What you should do: Transcribe all of the material exactly, except for its pictures.

(Rows from a dataset)
• • • •
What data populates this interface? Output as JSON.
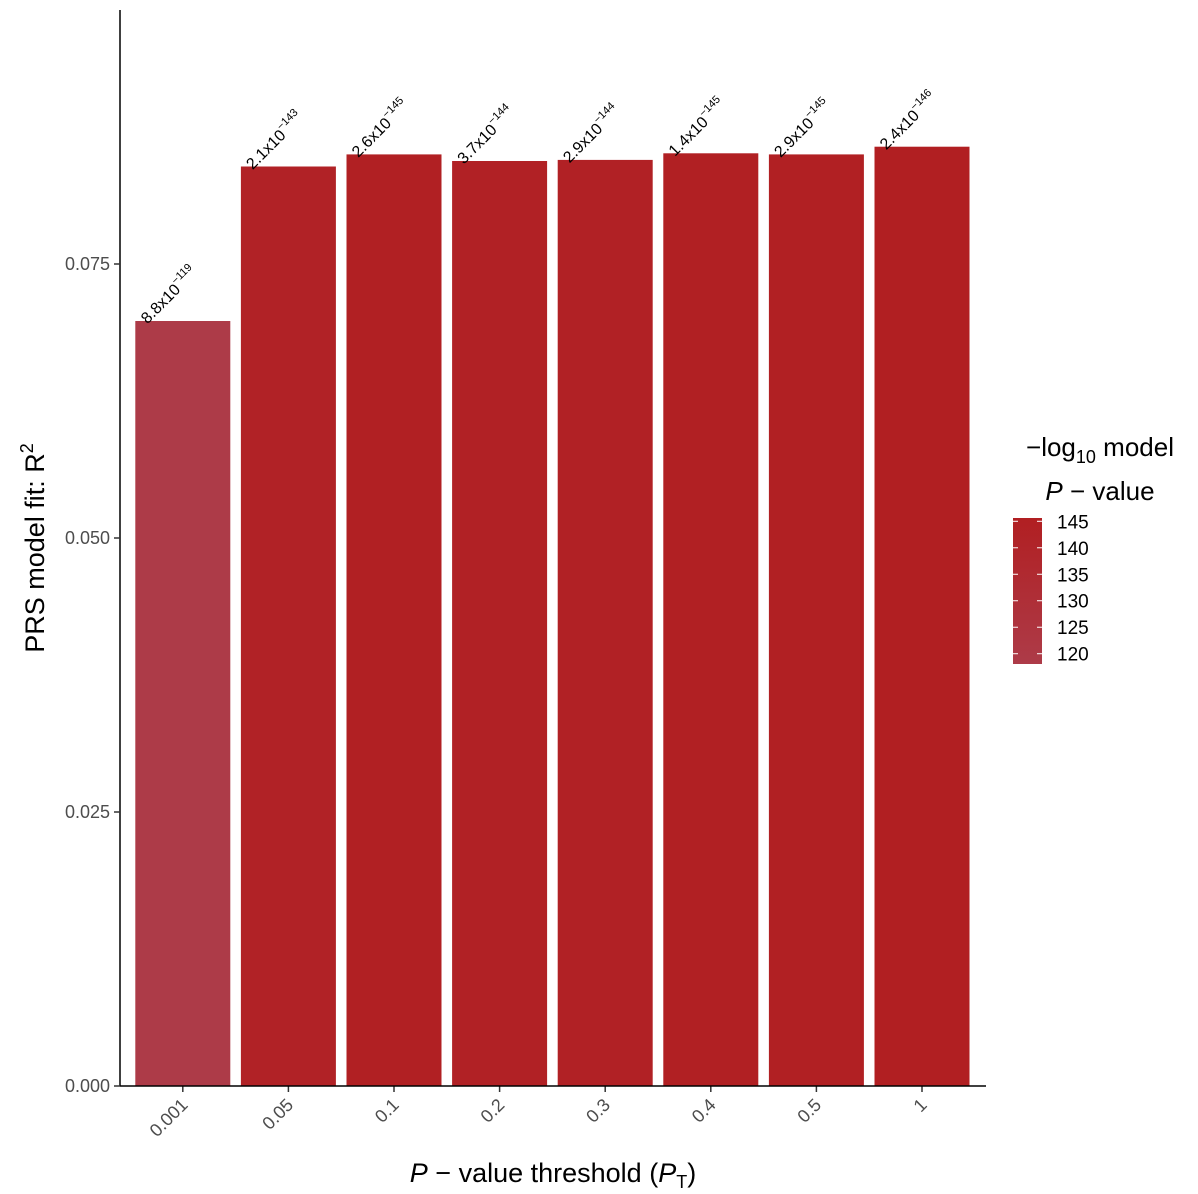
{
  "chart_data": {
    "type": "bar",
    "categories": [
      "0.001",
      "0.05",
      "0.1",
      "0.2",
      "0.3",
      "0.4",
      "0.5",
      "1"
    ],
    "values": [
      0.0698,
      0.0839,
      0.085,
      0.0844,
      0.0845,
      0.0851,
      0.085,
      0.0857
    ],
    "color_values": [
      118.06,
      142.68,
      144.59,
      143.43,
      143.54,
      144.85,
      144.54,
      145.62
    ],
    "bar_labels": [
      {
        "mantissa": "8.8x10",
        "exponent": "−119"
      },
      {
        "mantissa": "2.1x10",
        "exponent": "−143"
      },
      {
        "mantissa": "2.6x10",
        "exponent": "−145"
      },
      {
        "mantissa": "3.7x10",
        "exponent": "−144"
      },
      {
        "mantissa": "2.9x10",
        "exponent": "−144"
      },
      {
        "mantissa": "1.4x10",
        "exponent": "−145"
      },
      {
        "mantissa": "2.9x10",
        "exponent": "−145"
      },
      {
        "mantissa": "2.4x10",
        "exponent": "−146"
      }
    ],
    "xlabel": {
      "italic": "P",
      "text": " − value threshold (",
      "sub_base": "P",
      "sub": "T",
      "end": ")"
    },
    "ylabel": {
      "text": "PRS model fit:  R",
      "sup": "2"
    },
    "ylim": [
      0,
      0.0985
    ],
    "yticks": [
      "0.000",
      "0.025",
      "0.050",
      "0.075"
    ],
    "ytick_values": [
      0,
      0.025,
      0.05,
      0.075
    ],
    "grid": false,
    "legend": {
      "title_line1": "−log",
      "title_sub": "10",
      "title_line1_end": " model",
      "title_line2_italic": "P",
      "title_line2": " − value",
      "ticks": [
        "145",
        "140",
        "135",
        "130",
        "125",
        "120"
      ],
      "tick_values": [
        145,
        140,
        135,
        130,
        125,
        120
      ],
      "range": [
        118.06,
        145.62
      ],
      "color_low": "#ad3b48",
      "color_high": "#b11f22",
      "placement": "right"
    }
  }
}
• • • •
Result for this exercise:
What data populates this interface? Output as JSON.
{
  "chart_data": {
    "type": "bar",
    "categories": [
      "0.001",
      "0.05",
      "0.1",
      "0.2",
      "0.3",
      "0.4",
      "0.5",
      "1"
    ],
    "values": [
      0.0698,
      0.0839,
      0.085,
      0.0844,
      0.0845,
      0.0851,
      0.085,
      0.0857
    ],
    "color_values": [
      118.06,
      142.68,
      144.59,
      143.43,
      143.54,
      144.85,
      144.54,
      145.62
    ],
    "bar_labels": [
      {
        "mantissa": "8.8x10",
        "exponent": "−119"
      },
      {
        "mantissa": "2.1x10",
        "exponent": "−143"
      },
      {
        "mantissa": "2.6x10",
        "exponent": "−145"
      },
      {
        "mantissa": "3.7x10",
        "exponent": "−144"
      },
      {
        "mantissa": "2.9x10",
        "exponent": "−144"
      },
      {
        "mantissa": "1.4x10",
        "exponent": "−145"
      },
      {
        "mantissa": "2.9x10",
        "exponent": "−145"
      },
      {
        "mantissa": "2.4x10",
        "exponent": "−146"
      }
    ],
    "xlabel": {
      "italic": "P",
      "text": " − value threshold (",
      "sub_base": "P",
      "sub": "T",
      "end": ")"
    },
    "ylabel": {
      "text": "PRS model fit:  R",
      "sup": "2"
    },
    "ylim": [
      0,
      0.0985
    ],
    "yticks": [
      "0.000",
      "0.025",
      "0.050",
      "0.075"
    ],
    "ytick_values": [
      0,
      0.025,
      0.05,
      0.075
    ],
    "grid": false,
    "legend": {
      "title_line1": "−log",
      "title_sub": "10",
      "title_line1_end": " model",
      "title_line2_italic": "P",
      "title_line2": " − value",
      "ticks": [
        "145",
        "140",
        "135",
        "130",
        "125",
        "120"
      ],
      "tick_values": [
        145,
        140,
        135,
        130,
        125,
        120
      ],
      "range": [
        118.06,
        145.62
      ],
      "color_low": "#ad3b48",
      "color_high": "#b11f22",
      "placement": "right"
    }
  }
}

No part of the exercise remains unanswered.